§ OBJECTIVE
Look for the string "Then" and copy every line that has it.

* * * * * * *

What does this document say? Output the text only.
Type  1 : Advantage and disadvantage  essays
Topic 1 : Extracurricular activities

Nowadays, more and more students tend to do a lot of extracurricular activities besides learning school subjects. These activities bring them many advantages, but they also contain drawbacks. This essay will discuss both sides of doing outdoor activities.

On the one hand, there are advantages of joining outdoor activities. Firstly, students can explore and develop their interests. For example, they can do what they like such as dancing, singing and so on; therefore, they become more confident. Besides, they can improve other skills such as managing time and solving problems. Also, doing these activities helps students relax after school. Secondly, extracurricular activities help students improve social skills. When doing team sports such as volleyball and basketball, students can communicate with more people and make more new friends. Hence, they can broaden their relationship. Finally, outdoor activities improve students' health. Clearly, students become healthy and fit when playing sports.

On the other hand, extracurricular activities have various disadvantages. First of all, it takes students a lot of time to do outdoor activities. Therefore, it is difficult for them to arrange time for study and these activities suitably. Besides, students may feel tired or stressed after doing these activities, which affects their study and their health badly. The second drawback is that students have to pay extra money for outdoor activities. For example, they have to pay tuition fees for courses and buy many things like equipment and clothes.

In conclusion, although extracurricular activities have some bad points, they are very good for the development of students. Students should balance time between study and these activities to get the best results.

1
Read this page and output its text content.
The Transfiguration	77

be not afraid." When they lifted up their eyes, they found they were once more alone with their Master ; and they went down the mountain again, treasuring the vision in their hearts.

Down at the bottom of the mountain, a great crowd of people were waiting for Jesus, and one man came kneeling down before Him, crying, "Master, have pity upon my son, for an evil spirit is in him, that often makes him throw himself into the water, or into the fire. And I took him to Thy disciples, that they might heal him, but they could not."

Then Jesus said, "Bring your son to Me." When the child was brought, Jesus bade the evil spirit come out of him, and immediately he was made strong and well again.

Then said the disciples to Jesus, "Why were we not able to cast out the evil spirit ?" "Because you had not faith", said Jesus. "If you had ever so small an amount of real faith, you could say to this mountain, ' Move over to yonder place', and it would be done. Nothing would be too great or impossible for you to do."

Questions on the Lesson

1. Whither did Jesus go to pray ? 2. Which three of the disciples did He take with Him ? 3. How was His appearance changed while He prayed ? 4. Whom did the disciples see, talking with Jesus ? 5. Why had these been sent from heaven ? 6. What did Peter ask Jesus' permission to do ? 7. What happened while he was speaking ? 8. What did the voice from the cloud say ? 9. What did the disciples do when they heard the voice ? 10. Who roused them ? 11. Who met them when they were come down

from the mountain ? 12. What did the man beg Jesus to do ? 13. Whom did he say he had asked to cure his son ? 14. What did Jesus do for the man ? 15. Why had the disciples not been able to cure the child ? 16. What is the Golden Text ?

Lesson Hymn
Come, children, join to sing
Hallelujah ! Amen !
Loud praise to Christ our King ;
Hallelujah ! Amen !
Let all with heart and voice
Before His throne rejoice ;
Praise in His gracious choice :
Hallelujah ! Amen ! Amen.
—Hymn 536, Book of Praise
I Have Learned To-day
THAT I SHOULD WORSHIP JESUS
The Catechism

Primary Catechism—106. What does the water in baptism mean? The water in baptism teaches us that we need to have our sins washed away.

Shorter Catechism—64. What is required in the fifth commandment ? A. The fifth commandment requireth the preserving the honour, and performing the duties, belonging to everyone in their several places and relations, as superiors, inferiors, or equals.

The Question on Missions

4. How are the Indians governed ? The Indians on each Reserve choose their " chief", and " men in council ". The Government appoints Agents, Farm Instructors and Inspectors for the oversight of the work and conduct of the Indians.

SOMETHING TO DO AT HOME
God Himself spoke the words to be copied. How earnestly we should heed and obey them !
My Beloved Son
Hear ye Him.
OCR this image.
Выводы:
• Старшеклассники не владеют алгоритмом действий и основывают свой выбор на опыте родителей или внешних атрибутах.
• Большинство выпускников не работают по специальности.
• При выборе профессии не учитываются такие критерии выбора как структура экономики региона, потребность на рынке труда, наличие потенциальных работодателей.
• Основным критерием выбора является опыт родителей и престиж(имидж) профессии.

* * * * * * *

§ WRITTEN SOLUTION
Then Jesus said, "Bring your son to Me." When the child was brought, Jesus bade the evil spirit come out of him, and immediately he was made strong and well again.
Then said the disciples to Jesus, "Why were we not able to cast out the evil spirit ?" "Because you had not faith", said Jesus. "If you had ever so small an amount of real faith, you could say to this mountain, ' Move over to yonder place', and it would be done. Nothing would be too great or impossible for you to do."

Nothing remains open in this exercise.